Berlin 07 is a live album by the German experimental music group Cluster. It was recorded in 2007 at a Cluster concert in Berlin, their first there since 1969.

Background
Cluster was initially formed in 1969, breaking up in 1981. A reunion followed in 1990 only for the band to break up again in 1997. It was reformed again in 2007 with a concert in the Kosmische Club in Camden, UK. Following this, sister band Harmonia reformed. Dieter Moebius and Michael Rother toured extensively to allow Roedelius to get on with his solo work. The fully reunited Harmonia played in Berlin in November, followed by a Cluster concert. This is that concert, presented by Important Records, the home label of Cluster collaborator Conrad Schnitzler.

Style
Berlin 07 is recorded much in the style of the duo's two previous albums, both of which drew from Roedelius' Sinfonia Contempora sound, that he developed on his two solo albums Sinfonia Contempora No. 1: Von Zeit zu Zeit and Sinfonia Contempora No. 2: La Nordica (Salz Des Nordens). The album's style differs from the Sinfonia Contempora albums as it quite obviously contains elements of Moebius' style as well. It mixes avant-techno with sound clips and mocking synth growls.

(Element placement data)

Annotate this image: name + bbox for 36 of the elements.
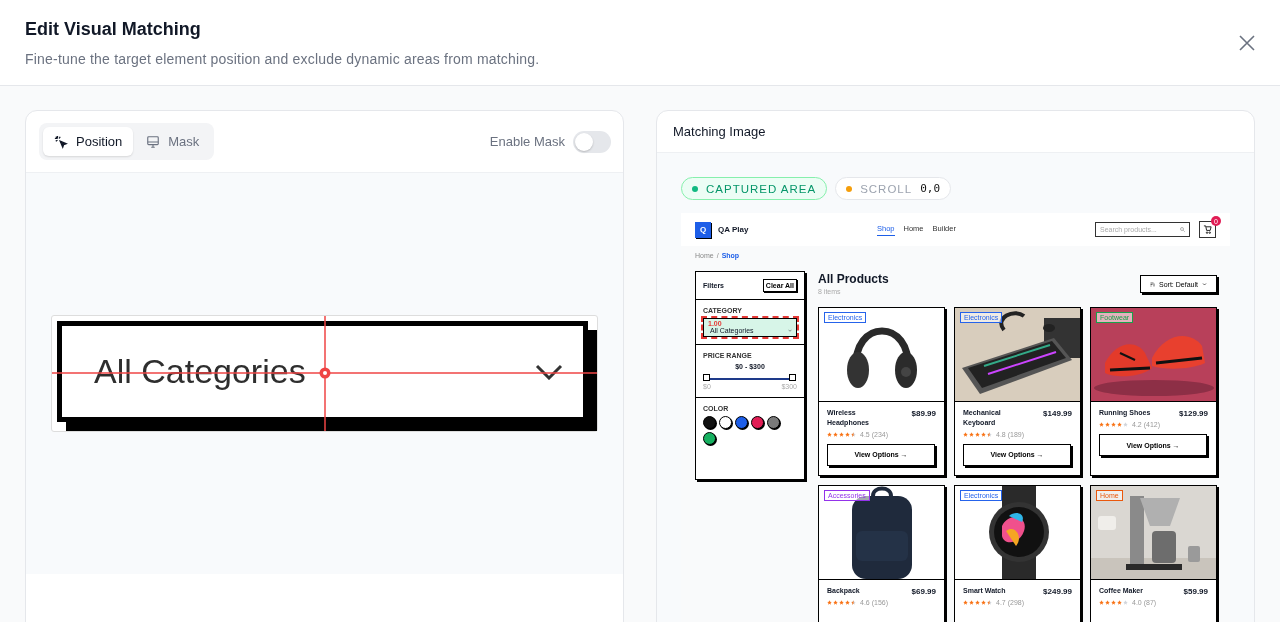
captured-badge: CAPTURED AREA [681,177,828,200]
slider-thumb[interactable] [789,374,796,381]
toggle-label: Enable Mask [489,134,565,149]
search-icon [1180,227,1185,232]
mask-toggle[interactable] [573,130,611,153]
cart-icon [1203,225,1212,234]
pointer-icon [54,134,68,149]
slider-thumb[interactable] [703,374,710,381]
products-heading: All Products [818,272,889,286]
dialog-subtitle: Fine-tune the target element position and exclude dynamic areas from matching. [25,50,540,67]
color-swatch[interactable] [767,416,780,429]
color-swatch[interactable] [703,432,716,445]
panel-title: Matching Image [673,124,766,139]
color-swatch[interactable] [735,416,748,429]
scroll-badge: SCROLL 0,0 [835,177,952,200]
chevron-icon [788,329,792,332]
color-swatch[interactable] [751,416,764,429]
product-price: $89.99 [911,409,936,418]
product-price: $129.99 [1179,409,1208,418]
sort-icon [1150,281,1156,287]
cart-button[interactable] [1199,221,1216,238]
caret-icon [1201,281,1207,287]
monitor-icon [146,134,161,149]
color-swatch[interactable] [719,416,732,429]
close-icon[interactable] [1238,33,1256,52]
product-price: $59.99 [1183,587,1208,596]
color-swatch[interactable] [703,416,716,429]
product-price: $69.99 [911,587,936,596]
mode-tab[interactable]: Position [43,127,134,156]
site-name: QA Play [718,225,749,234]
product-price: $249.99 [1043,587,1072,596]
logo-mark: Q [695,221,711,238]
chevron-icon [535,363,563,380]
product-price: $149.99 [1043,409,1072,418]
dialog-title: Edit Visual Matching [25,18,202,40]
mode-tab[interactable]: Mask [135,127,211,156]
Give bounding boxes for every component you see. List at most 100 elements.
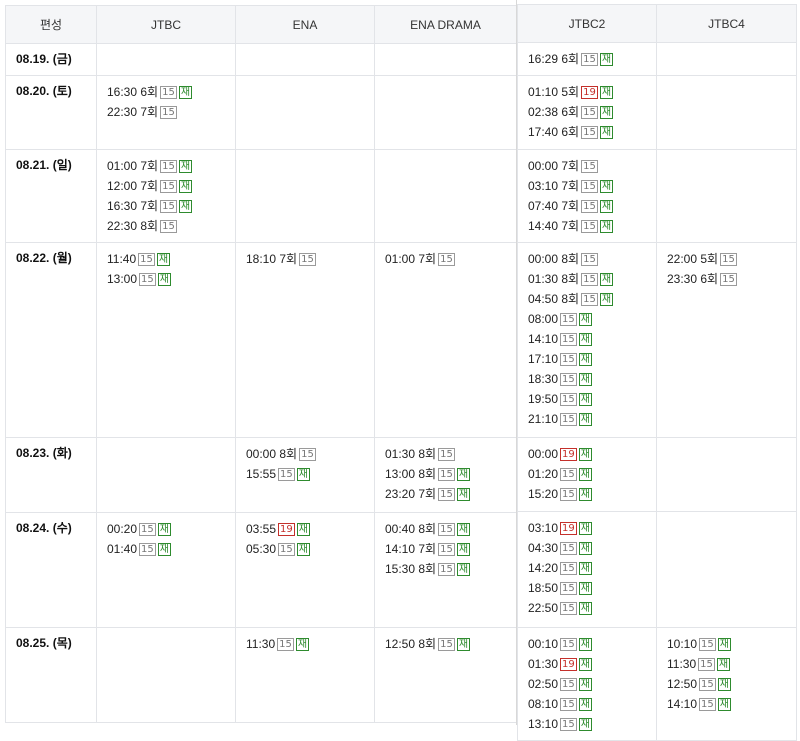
broadcast-time: 16:29 6회 [528, 52, 580, 66]
table-row: 01:10 5회 19 재 02:38 6회 15 재 17:40 6회 15 재 [517, 75, 797, 150]
age-rating-badge: 15 [277, 638, 294, 652]
broadcast-time: 17:40 6회 [528, 125, 580, 139]
broadcast-time: 14:20 [528, 561, 559, 575]
age-rating-badge: 19 [278, 523, 295, 537]
rerun-badge: 재 [157, 273, 171, 287]
broadcast-entry: 22:30 7회 15 [107, 102, 225, 122]
broadcast-time: 18:30 [528, 372, 559, 386]
schedule-cell [374, 75, 517, 150]
broadcast-time: 11:30 [667, 657, 697, 671]
broadcast-entry: 01:30 8회 15 재 [528, 269, 646, 289]
age-rating-badge: 15 [560, 313, 577, 327]
age-rating-badge: 15 [581, 220, 598, 234]
age-rating-badge: 15 [560, 393, 577, 407]
rerun-badge: 재 [456, 468, 471, 482]
broadcast-entry: 12:00 7회 15 재 [107, 176, 225, 196]
rerun-badge: 재 [717, 678, 731, 692]
rerun-badge: 재 [578, 333, 592, 347]
broadcast-time: 01:30 [528, 657, 559, 671]
age-rating-badge: 15 [438, 638, 455, 652]
broadcast-time: 22:00 5회 [667, 252, 719, 266]
broadcast-entry: 18:10 7회 15 [246, 249, 364, 269]
broadcast-entry: 16:30 7회 15 재 [107, 196, 225, 216]
broadcast-time: 15:20 [528, 487, 559, 501]
broadcast-time: 23:30 6회 [667, 272, 719, 286]
broadcast-entry: 01:20 15 재 [528, 464, 646, 484]
age-rating-badge: 15 [699, 698, 716, 712]
broadcast-entry: 03:10 7회 15 재 [528, 176, 646, 196]
broadcast-entry: 23:20 7회 15 재 [385, 484, 506, 504]
broadcast-entry: 18:30 15 재 [528, 369, 646, 389]
schedule-cell: 10:10 15 재 11:30 15 재 12:50 15 재 14:10 15 재 [656, 627, 797, 741]
age-rating-badge: 15 [278, 543, 295, 557]
rerun-badge: 재 [578, 678, 592, 692]
rerun-badge: 재 [578, 393, 592, 407]
age-rating-badge: 15 [438, 448, 455, 462]
rerun-badge: 재 [578, 638, 592, 652]
age-rating-badge: 15 [160, 180, 177, 194]
broadcast-entry: 15:30 8회 15 재 [385, 559, 506, 579]
broadcast-entry: 12:50 15 재 [667, 674, 786, 694]
age-rating-badge: 15 [581, 53, 598, 67]
broadcast-entry: 15:20 15 재 [528, 484, 646, 504]
age-rating-badge: 15 [160, 220, 177, 234]
age-rating-badge: 15 [139, 543, 156, 557]
rerun-badge: 재 [578, 373, 592, 387]
age-rating-badge: 15 [698, 658, 715, 672]
broadcast-time: 05:30 [246, 542, 277, 556]
age-rating-badge: 15 [438, 523, 455, 537]
broadcast-entry: 17:40 6회 15 재 [528, 122, 646, 142]
schedule-cell [235, 149, 375, 243]
broadcast-time: 11:40 [107, 252, 137, 266]
rerun-badge: 재 [578, 313, 592, 327]
col-header-ena-drama: ENA DRAMA [374, 5, 517, 44]
rerun-badge: 재 [578, 542, 592, 556]
broadcast-entry: 22:50 15 재 [528, 598, 646, 618]
rerun-badge: 재 [716, 658, 731, 672]
schedule-cell: 00:20 15 재 01:40 15 재 [96, 512, 236, 628]
broadcast-time: 14:10 7회 [385, 542, 437, 556]
header-row: 편성 JTBC ENA ENA DRAMA [5, 5, 517, 44]
date-cell: 08.25. (목) [5, 627, 97, 723]
age-rating-badge: 15 [699, 678, 716, 692]
broadcast-entry: 07:40 7회 15 재 [528, 196, 646, 216]
rerun-badge: 재 [456, 523, 471, 537]
age-rating-badge: 15 [160, 106, 177, 120]
broadcast-entry: 00:40 8회 15 재 [385, 519, 506, 539]
schedule-cell [656, 75, 797, 150]
age-rating-badge: 15 [560, 468, 577, 482]
schedule-cell: 01:00 7회 15 [374, 242, 517, 438]
broadcast-time: 14:10 [528, 332, 559, 346]
broadcast-entry: 01:00 7회 15 [385, 249, 506, 269]
schedule-cell [656, 149, 797, 243]
date-cell: 08.22. (월) [5, 242, 97, 438]
broadcast-entry: 14:20 15 재 [528, 558, 646, 578]
broadcast-time: 01:10 5회 [528, 85, 580, 99]
age-rating-badge: 15 [560, 602, 577, 616]
broadcast-time: 01:30 8회 [528, 272, 580, 286]
table-row: 03:10 19 재 04:30 15 재 14:20 15 재 18:50 15 재 22:50 15 재 [517, 511, 797, 628]
broadcast-entry: 23:30 6회 15 [667, 269, 786, 289]
schedule-cell [235, 43, 375, 76]
broadcast-time: 19:50 [528, 392, 559, 406]
schedule-cell: 00:00 7회 15 03:10 7회 15 재 07:40 7회 15 재 14:40 7회… [517, 149, 657, 243]
rerun-badge: 재 [599, 220, 614, 234]
broadcast-entry: 02:38 6회 15 재 [528, 102, 646, 122]
broadcast-entry: 14:10 7회 15 재 [385, 539, 506, 559]
broadcast-time: 00:40 8회 [385, 522, 437, 536]
age-rating-badge: 15 [299, 448, 316, 462]
broadcast-time: 07:40 7회 [528, 199, 580, 213]
age-rating-badge: 15 [438, 563, 455, 577]
rerun-badge: 재 [599, 126, 614, 140]
age-rating-badge: 15 [160, 160, 177, 174]
schedule-cell: 11:40 15 재 13:00 15 재 [96, 242, 236, 438]
schedule-cell [656, 437, 797, 512]
date-cell: 08.23. (화) [5, 437, 97, 513]
broadcast-entry: 04:50 8회 15 재 [528, 289, 646, 309]
age-rating-badge: 15 [438, 488, 455, 502]
broadcast-entry: 01:30 19 재 [528, 654, 646, 674]
schedule-cell: 01:30 8회 15 13:00 8회 15 재 23:20 7회 15 재 [374, 437, 517, 513]
col-header-ena: ENA [235, 5, 375, 44]
broadcast-entry: 22:00 5회 15 [667, 249, 786, 269]
broadcast-time: 00:00 8회 [528, 252, 580, 266]
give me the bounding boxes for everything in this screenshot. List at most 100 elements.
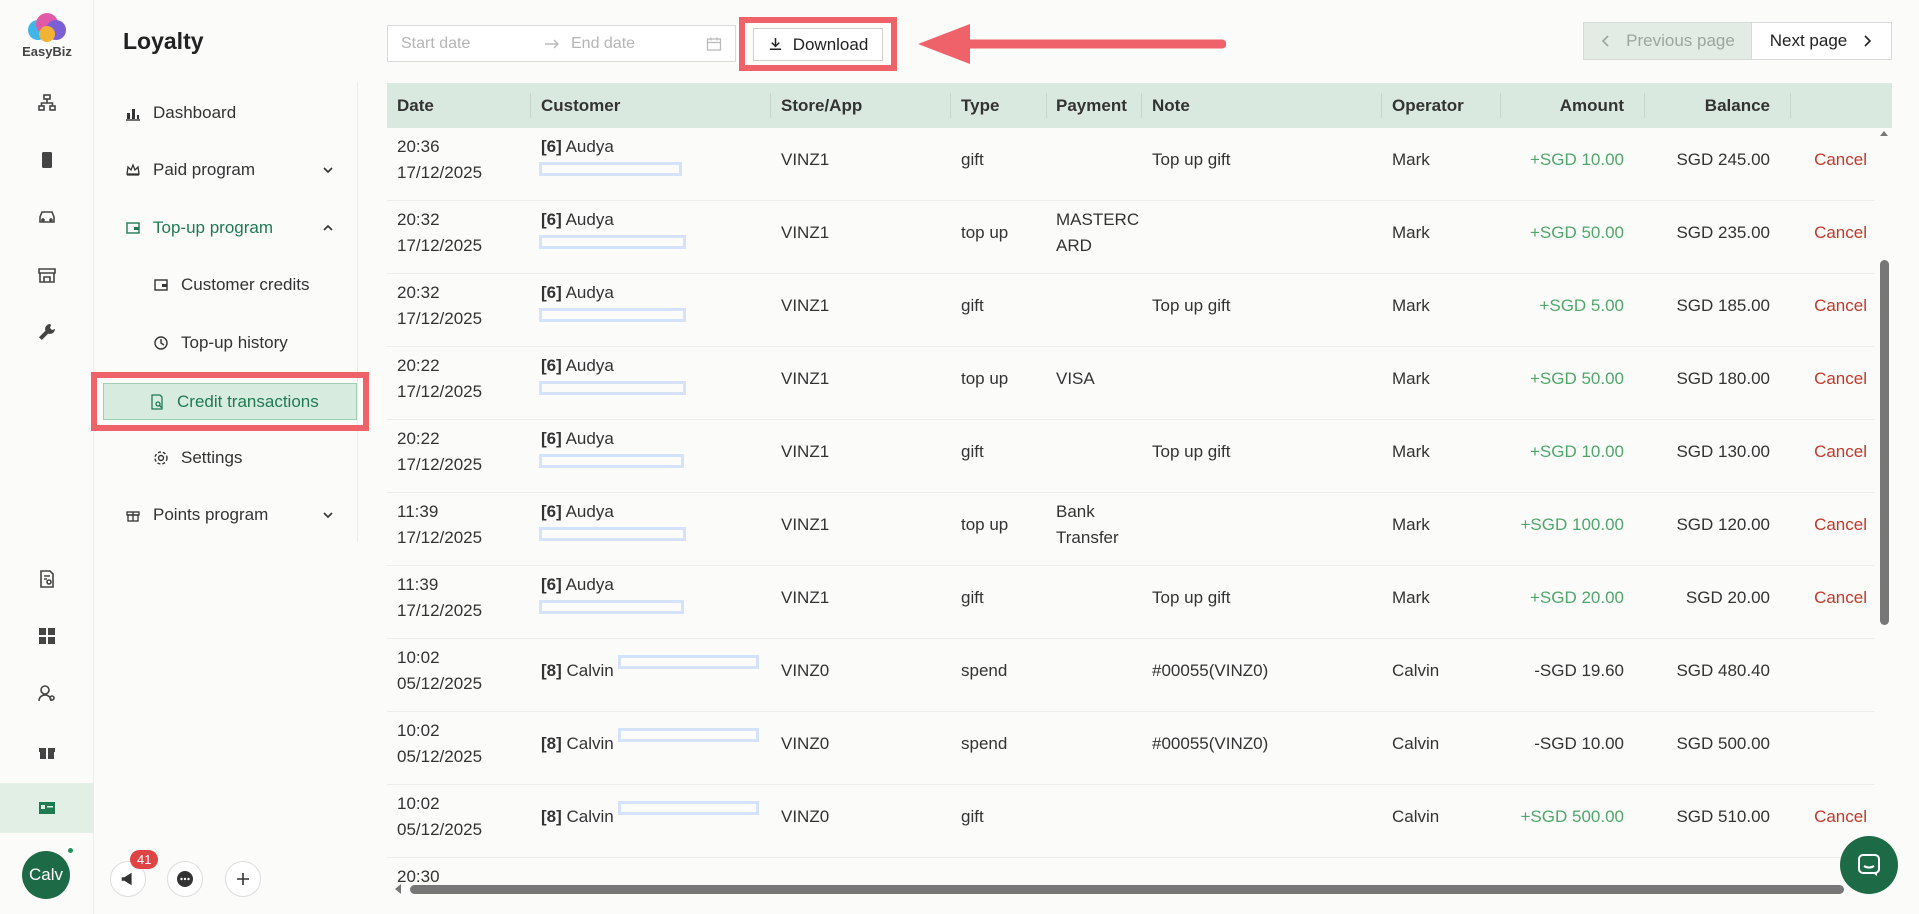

### Given exercise 1
According to the Berlin 07 article, which record label presented the concert?
### Given exercise 2
Format the entry lines from the one containing "captured-badge: CAPTURED AREA" through the one containing "panel-title: Matching Image [673,124,766,139]", inclusive, as a Markdown table with the columns Row and Line, leaving out blank lines.

### Result 1
Important Records

### Result 2
| Row | Line |
|---|---|
| 1 | captured-badge: CAPTURED AREA [681,177,828,200] |
| 2 | slider-thumb[interactable] [789,374,796,381] |
| 3 | toggle-label: Enable Mask [489,134,565,149] |
| 4 | search-icon [1180,227,1185,232] |
| 5 | mask-toggle[interactable] [573,130,611,153] |
| 6 | cart-icon [1203,225,1212,234] |
| 7 | pointer-icon [54,134,68,149] |
| 8 | slider-thumb[interactable] [703,374,710,381] |
| 9 | products-heading: All Products [818,272,889,286] |
| 10 | dialog-subtitle: Fine-tune the target element position and exclude dynamic areas from matching. [25,50,540,67] |
| 11 | color-swatch[interactable] [767,416,780,429] |
| 12 | color-swatch[interactable] [703,432,716,445] |
| 13 | panel-title: Matching Image [673,124,766,139] |